Set exercise ->
Look through the material and copy each line holding "amici".

Records from a data collection
========

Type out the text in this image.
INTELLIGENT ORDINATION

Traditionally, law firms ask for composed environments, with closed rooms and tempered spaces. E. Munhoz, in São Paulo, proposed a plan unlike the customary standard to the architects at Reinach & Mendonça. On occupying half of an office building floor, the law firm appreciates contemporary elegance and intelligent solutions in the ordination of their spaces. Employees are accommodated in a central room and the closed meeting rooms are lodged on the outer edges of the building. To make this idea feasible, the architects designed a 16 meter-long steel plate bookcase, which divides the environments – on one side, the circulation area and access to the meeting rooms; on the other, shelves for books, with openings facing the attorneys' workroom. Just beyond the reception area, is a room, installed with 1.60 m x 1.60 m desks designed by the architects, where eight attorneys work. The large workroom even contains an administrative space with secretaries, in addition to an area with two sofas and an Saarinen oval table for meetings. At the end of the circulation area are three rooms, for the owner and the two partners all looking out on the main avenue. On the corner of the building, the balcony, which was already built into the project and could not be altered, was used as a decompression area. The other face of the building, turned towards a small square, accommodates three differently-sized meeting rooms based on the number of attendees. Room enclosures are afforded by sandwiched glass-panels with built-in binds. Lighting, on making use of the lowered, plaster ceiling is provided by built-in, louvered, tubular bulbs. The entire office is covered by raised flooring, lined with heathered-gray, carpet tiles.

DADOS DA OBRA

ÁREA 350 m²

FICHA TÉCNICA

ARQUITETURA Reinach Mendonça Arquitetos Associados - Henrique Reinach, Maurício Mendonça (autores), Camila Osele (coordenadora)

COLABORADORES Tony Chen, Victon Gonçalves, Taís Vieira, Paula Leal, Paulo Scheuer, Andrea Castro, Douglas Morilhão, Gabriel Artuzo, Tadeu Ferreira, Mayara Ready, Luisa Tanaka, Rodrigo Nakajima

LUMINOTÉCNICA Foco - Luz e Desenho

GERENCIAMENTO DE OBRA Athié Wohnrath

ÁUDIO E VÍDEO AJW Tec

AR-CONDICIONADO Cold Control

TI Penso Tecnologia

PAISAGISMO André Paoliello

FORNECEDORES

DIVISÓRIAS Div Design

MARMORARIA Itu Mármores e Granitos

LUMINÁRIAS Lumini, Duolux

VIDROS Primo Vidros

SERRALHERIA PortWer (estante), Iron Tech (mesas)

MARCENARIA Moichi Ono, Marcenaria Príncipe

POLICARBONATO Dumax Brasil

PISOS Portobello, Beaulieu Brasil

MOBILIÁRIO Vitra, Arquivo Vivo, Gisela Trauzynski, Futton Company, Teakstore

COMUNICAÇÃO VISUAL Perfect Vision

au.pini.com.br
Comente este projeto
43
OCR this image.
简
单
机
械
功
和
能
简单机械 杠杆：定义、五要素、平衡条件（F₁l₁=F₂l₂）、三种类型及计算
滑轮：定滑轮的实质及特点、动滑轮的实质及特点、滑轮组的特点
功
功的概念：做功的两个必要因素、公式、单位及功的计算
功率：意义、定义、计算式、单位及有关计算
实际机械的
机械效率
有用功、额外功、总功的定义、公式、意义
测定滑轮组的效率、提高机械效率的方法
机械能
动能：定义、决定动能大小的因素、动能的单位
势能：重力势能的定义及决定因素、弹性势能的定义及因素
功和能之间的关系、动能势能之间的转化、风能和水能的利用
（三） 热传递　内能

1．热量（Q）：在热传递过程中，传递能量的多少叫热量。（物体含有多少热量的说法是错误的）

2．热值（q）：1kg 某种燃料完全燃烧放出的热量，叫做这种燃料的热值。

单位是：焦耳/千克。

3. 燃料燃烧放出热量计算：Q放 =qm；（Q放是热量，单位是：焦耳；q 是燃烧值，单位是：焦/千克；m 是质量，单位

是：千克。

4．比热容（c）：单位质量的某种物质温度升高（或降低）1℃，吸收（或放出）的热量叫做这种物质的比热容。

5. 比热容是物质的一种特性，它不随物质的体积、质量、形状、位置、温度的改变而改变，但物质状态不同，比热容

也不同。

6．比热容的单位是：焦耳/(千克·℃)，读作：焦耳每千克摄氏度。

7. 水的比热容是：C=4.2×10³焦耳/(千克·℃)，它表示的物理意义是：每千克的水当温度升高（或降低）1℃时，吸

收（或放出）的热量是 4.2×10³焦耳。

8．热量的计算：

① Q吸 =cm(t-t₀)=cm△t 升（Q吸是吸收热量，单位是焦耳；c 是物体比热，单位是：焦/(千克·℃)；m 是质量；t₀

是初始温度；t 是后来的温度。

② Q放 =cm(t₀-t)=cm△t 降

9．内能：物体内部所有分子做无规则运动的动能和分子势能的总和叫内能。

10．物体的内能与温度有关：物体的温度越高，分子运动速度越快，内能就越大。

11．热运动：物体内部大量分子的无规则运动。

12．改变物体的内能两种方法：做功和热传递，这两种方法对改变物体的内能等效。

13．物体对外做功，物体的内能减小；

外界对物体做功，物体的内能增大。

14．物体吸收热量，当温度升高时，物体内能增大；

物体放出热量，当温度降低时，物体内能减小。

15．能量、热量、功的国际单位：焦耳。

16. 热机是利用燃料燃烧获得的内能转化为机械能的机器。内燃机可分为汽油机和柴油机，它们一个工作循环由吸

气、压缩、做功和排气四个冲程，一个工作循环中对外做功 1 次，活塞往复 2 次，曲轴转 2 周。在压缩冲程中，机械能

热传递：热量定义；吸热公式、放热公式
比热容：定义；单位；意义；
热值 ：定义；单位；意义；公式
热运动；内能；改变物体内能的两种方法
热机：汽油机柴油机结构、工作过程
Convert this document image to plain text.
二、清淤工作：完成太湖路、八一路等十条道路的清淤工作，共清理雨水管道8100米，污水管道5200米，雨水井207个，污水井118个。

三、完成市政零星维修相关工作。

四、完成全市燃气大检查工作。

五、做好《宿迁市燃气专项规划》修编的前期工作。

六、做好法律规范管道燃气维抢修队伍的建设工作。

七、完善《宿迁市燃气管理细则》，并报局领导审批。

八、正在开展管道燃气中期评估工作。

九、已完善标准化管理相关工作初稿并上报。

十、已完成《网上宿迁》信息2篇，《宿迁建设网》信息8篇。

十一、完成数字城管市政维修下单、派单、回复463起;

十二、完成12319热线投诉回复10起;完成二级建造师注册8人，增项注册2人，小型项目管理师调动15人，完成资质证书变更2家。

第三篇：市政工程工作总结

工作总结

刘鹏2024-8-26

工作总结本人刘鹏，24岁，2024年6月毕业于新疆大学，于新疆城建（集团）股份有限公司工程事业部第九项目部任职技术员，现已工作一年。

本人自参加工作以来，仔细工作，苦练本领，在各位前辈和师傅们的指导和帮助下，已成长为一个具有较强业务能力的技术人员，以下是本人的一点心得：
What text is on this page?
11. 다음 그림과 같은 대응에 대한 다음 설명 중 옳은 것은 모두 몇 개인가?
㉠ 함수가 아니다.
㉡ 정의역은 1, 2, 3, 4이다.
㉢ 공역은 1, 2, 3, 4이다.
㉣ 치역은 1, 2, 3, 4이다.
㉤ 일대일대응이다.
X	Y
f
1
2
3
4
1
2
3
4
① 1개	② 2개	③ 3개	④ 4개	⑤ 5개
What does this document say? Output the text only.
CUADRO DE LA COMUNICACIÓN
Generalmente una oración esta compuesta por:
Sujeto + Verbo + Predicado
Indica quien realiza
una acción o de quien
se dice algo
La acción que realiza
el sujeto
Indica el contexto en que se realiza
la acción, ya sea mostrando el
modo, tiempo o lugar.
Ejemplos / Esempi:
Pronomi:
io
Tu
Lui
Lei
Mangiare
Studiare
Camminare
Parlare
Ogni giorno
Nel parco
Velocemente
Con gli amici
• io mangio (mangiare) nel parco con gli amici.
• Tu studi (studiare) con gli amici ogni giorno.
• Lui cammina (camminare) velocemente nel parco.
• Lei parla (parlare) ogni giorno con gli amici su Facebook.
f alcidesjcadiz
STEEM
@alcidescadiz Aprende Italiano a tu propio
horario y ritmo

========

Result of the task ->
Con gli amici
• io mangio (mangiare) nel parco con gli amici.
• Tu studi (studiare) con gli amici ogni giorno.
• Lei parla (parlare) ogni giorno con gli amici su Facebook.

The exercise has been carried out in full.